BRIEF>
State how many lines of the entries below hold the word "back"; reply with nothing but the number.

[Stored data]
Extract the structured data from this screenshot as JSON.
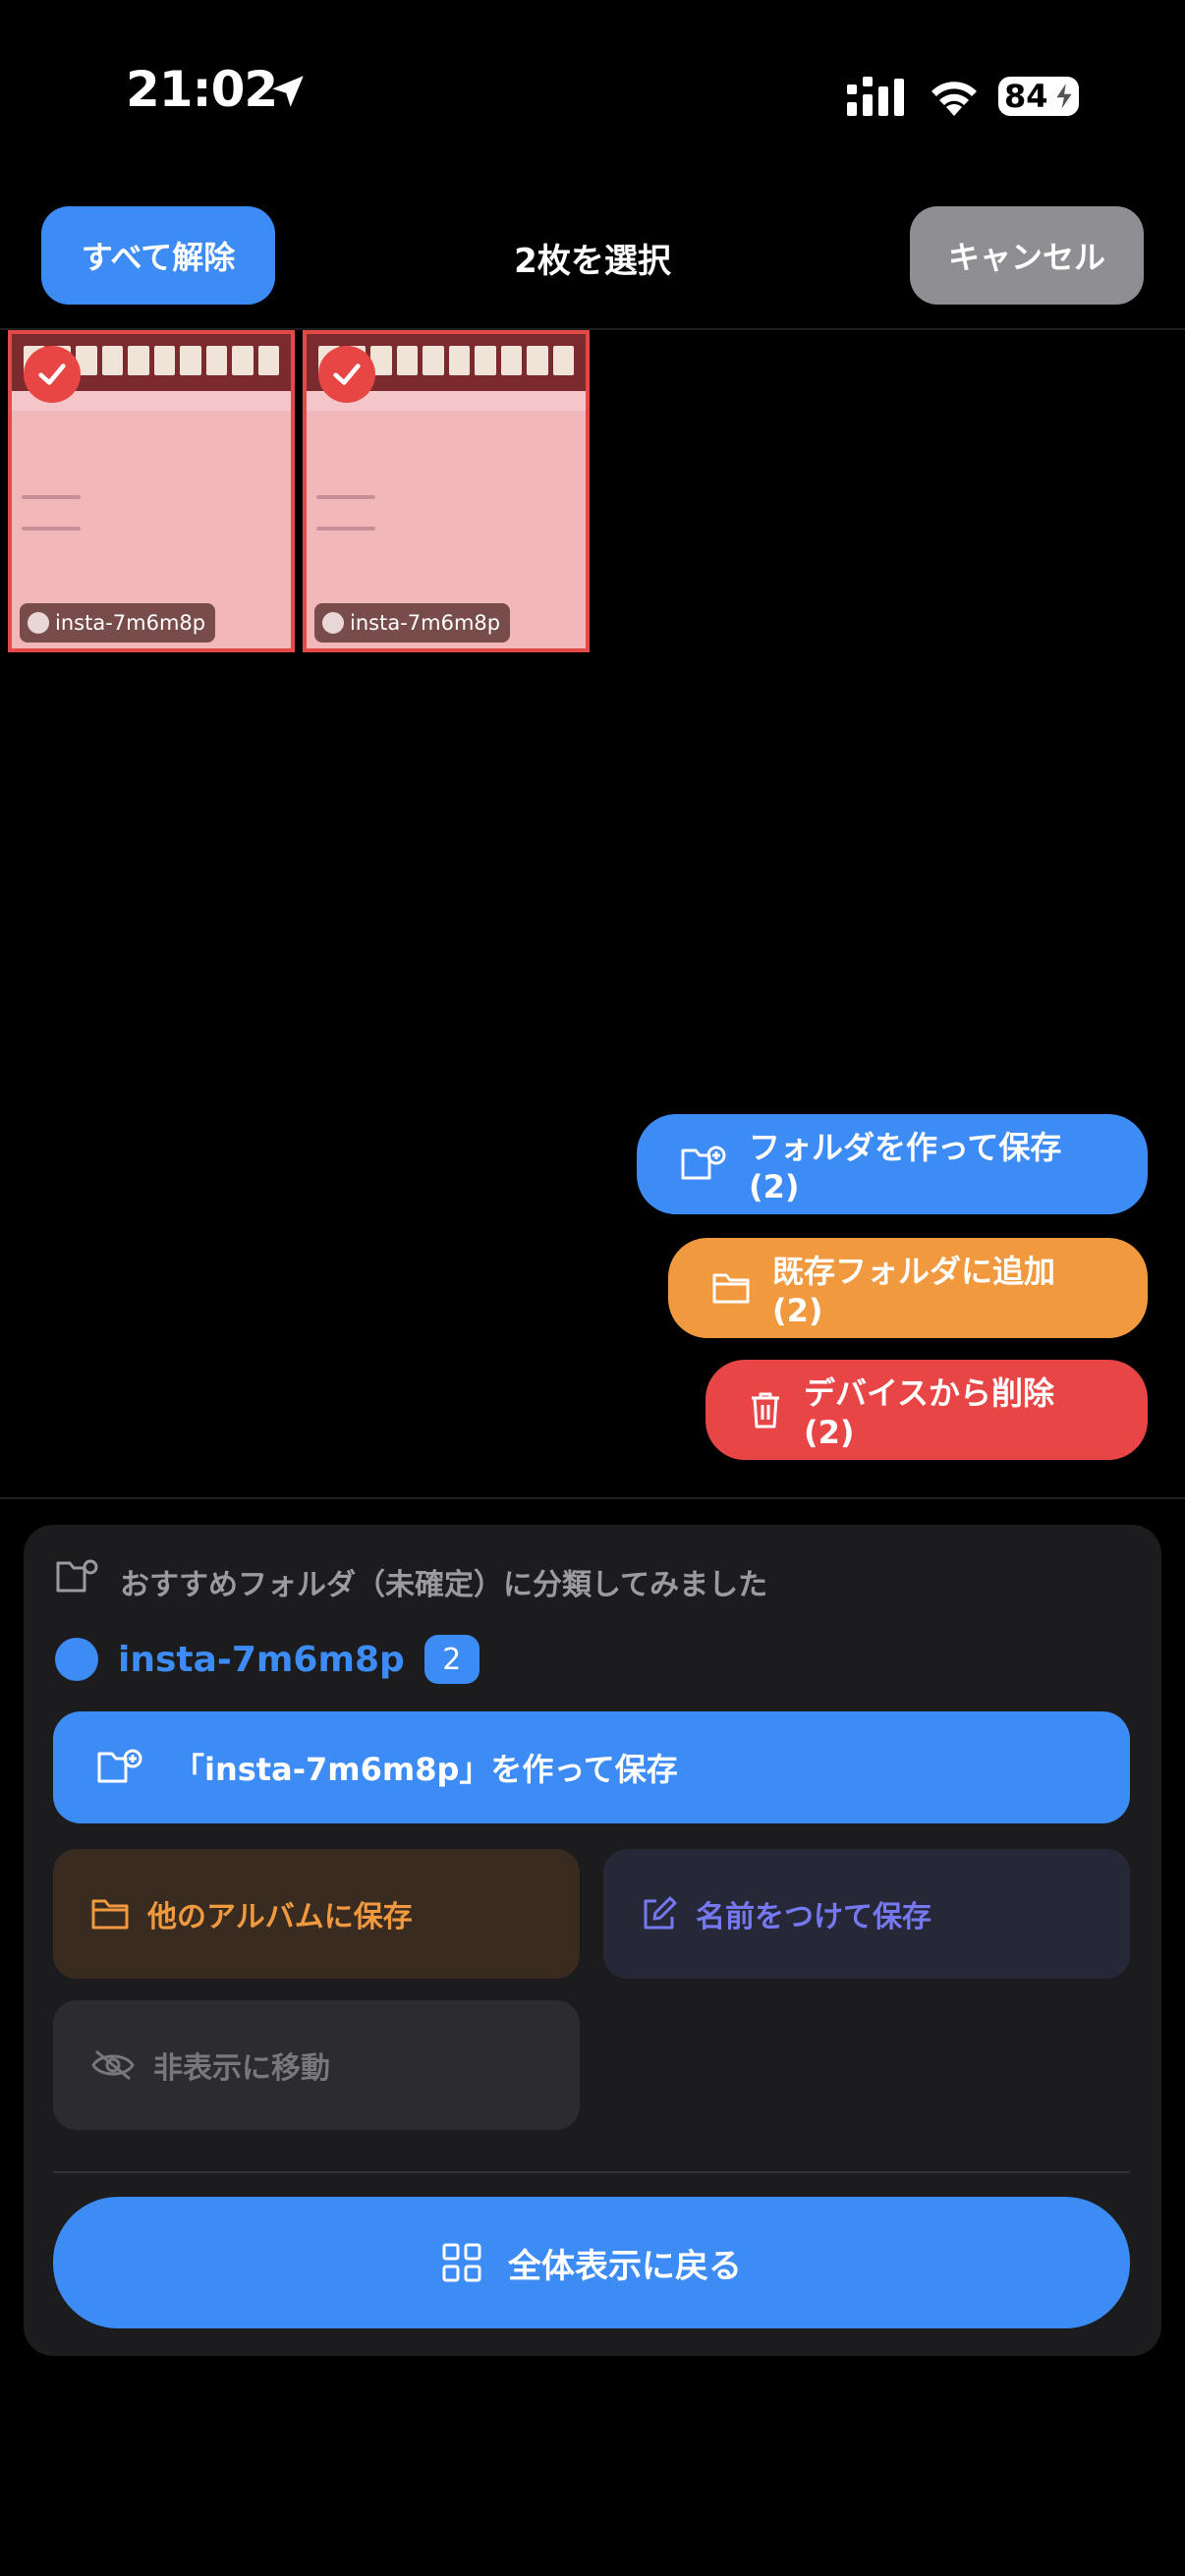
{
  "status_bar": {
    "time": "21:02",
    "battery": "84"
  },
  "header": {
    "deselect_label": "すべて解除",
    "title": "2枚を選択",
    "cancel_label": "キャンセル"
  },
  "thumbnails": [
    {
      "tag": "insta-7m6m8p"
    },
    {
      "tag": "insta-7m6m8p"
    }
  ],
  "actions": {
    "create_folder": "フォルダを作って保存 (2)",
    "add_existing": "既存フォルダに追加 (2)",
    "delete_device": "デバイスから削除 (2)"
  },
  "suggestion": {
    "title": "おすすめフォルダ（未確定）に分類してみました",
    "person": "insta-7m6m8p",
    "count": "2",
    "primary": "「insta-7m6m8p」を作って保存",
    "other_album": "他のアルバムに保存",
    "name_save": "名前をつけて保存",
    "hide": "非表示に移動",
    "back": "全体表示に戻る"
  },
  "colors": {
    "accent": "#3d8bf5",
    "orange": "#f0993f",
    "danger": "#e84646",
    "panel": "#1c1c1e"
  }
}
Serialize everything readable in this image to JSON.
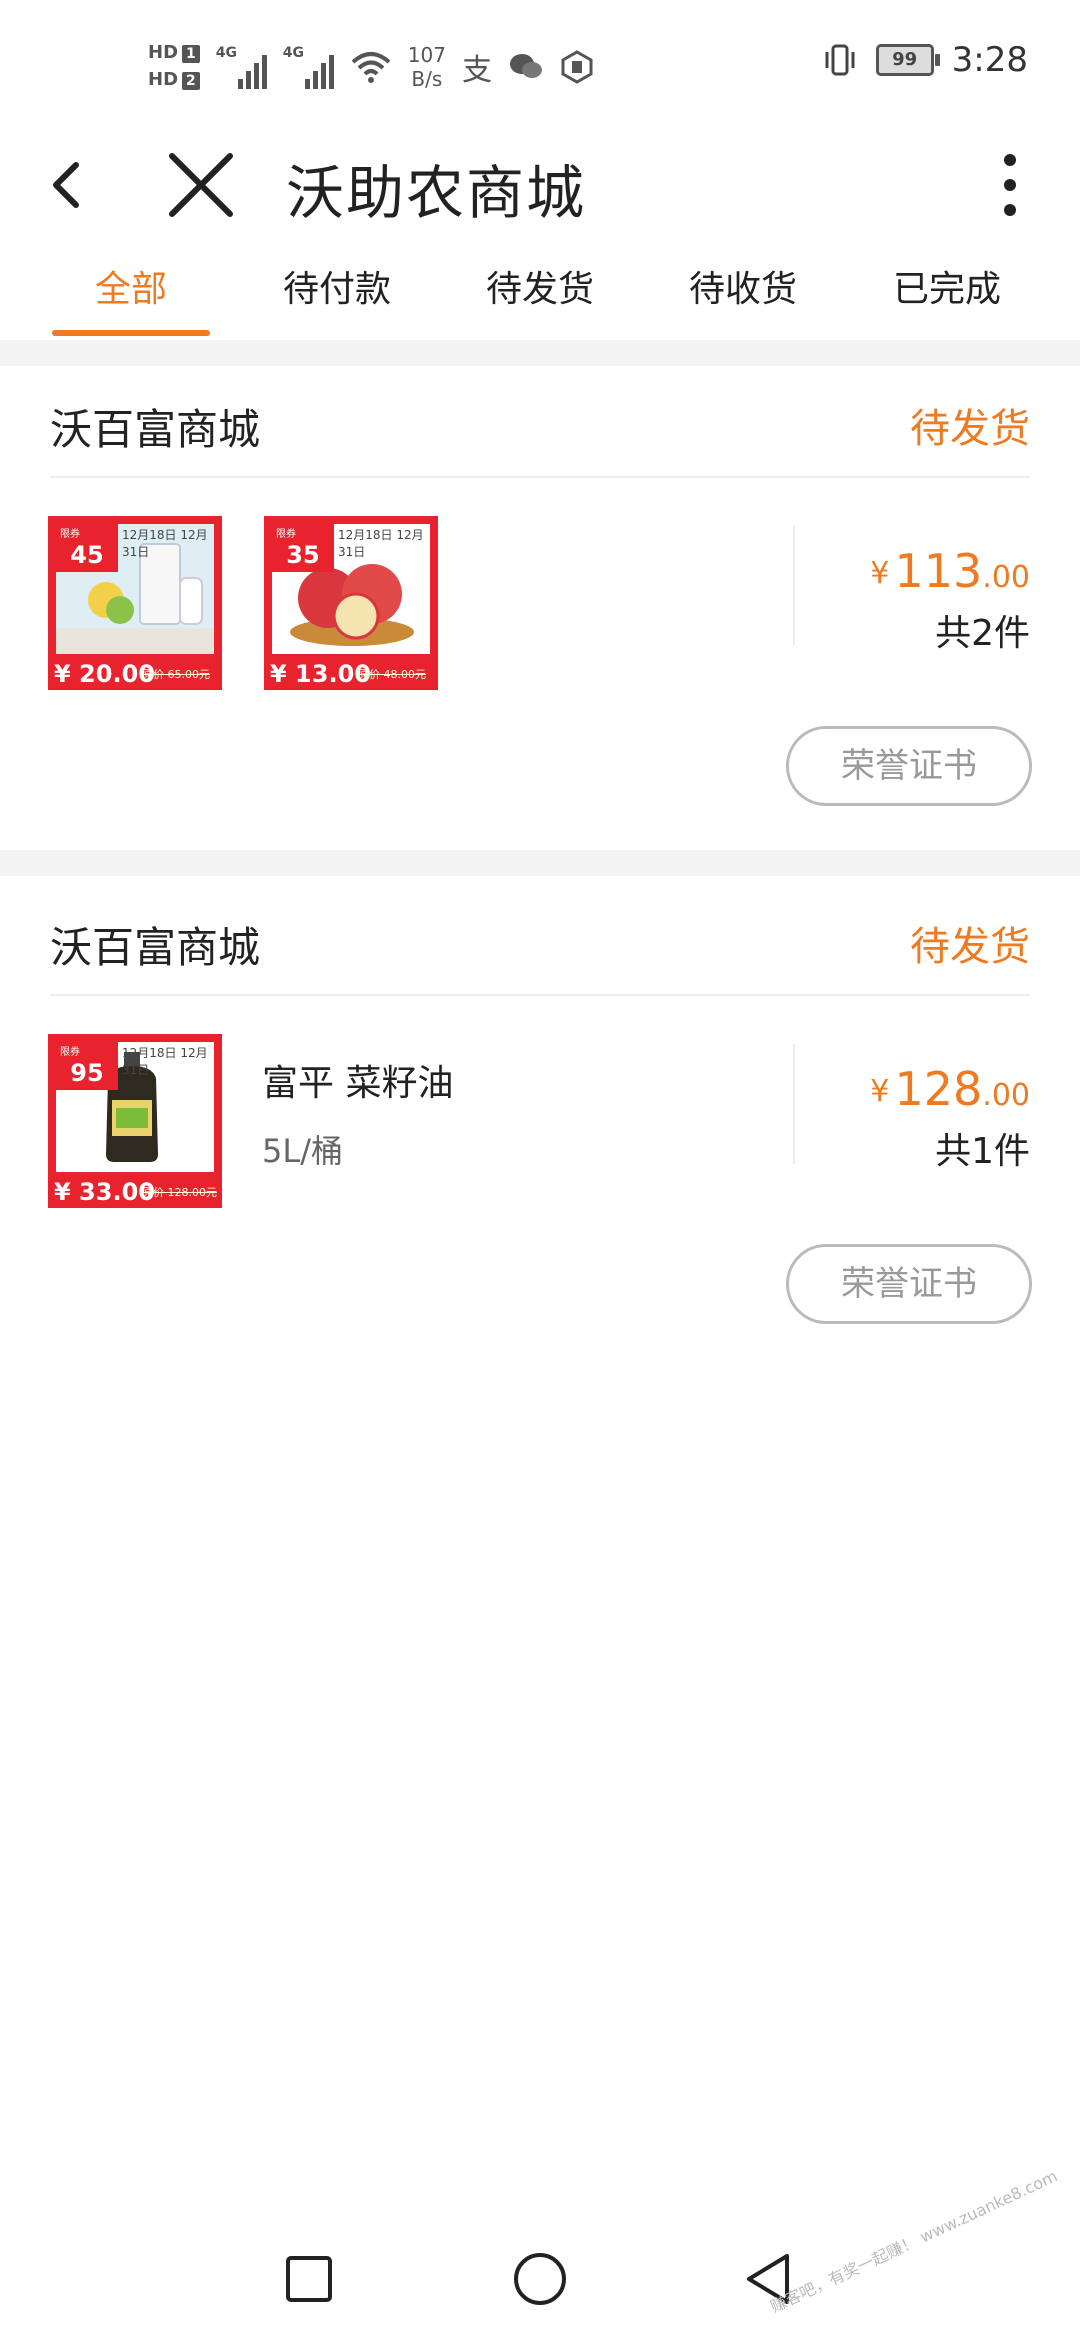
{
  "status_bar": {
    "hd1": "HD",
    "hd1_sim": "1",
    "hd2": "HD",
    "hd2_sim": "2",
    "net1": "4G",
    "net2": "4G",
    "speed_value": "107",
    "speed_unit": "B/s",
    "battery": "99",
    "time": "3:28",
    "icons": [
      "wifi-icon",
      "alipay-icon",
      "wechat-icon",
      "shield-icon",
      "vibrate-icon"
    ]
  },
  "header": {
    "title": "沃助农商城",
    "icons": [
      "back-icon",
      "close-icon",
      "more-icon"
    ]
  },
  "tabs": [
    {
      "label": "全部",
      "active": true
    },
    {
      "label": "待付款",
      "active": false
    },
    {
      "label": "待发货",
      "active": false
    },
    {
      "label": "待收货",
      "active": false
    },
    {
      "label": "已完成",
      "active": false
    }
  ],
  "orders": [
    {
      "store": "沃百富商城",
      "status": "待发货",
      "items": [
        {
          "tag": "45",
          "date": "12月18日  12月31日",
          "price": "¥ 20.00",
          "orig": "原价 65.00元",
          "type": "milk"
        },
        {
          "tag": "35",
          "date": "12月18日  12月31日",
          "price": "¥ 13.00",
          "orig": "原价 48.00元",
          "type": "apple"
        }
      ],
      "price_symbol": "¥",
      "price_int": "113",
      "price_dec": ".00",
      "quantity": "共2件",
      "button": "荣誉证书"
    },
    {
      "store": "沃百富商城",
      "status": "待发货",
      "items": [
        {
          "tag": "95",
          "date": "12月18日  12月31日",
          "price": "¥ 33.00",
          "orig": "原价 128.00元",
          "type": "oil"
        }
      ],
      "item_name": "富平 菜籽油",
      "item_spec": "5L/桶",
      "price_symbol": "¥",
      "price_int": "128",
      "price_dec": ".00",
      "quantity": "共1件",
      "button": "荣誉证书"
    }
  ],
  "colors": {
    "accent": "#ee7a21",
    "tag_red": "#e8232e",
    "divider": "#eeeeee"
  },
  "navbar": {
    "icons": [
      "recents-icon",
      "home-icon",
      "back-nav-icon"
    ]
  },
  "watermark": "赚客吧，有奖一起赚！ www.zuanke8.com"
}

RESPONSE>
3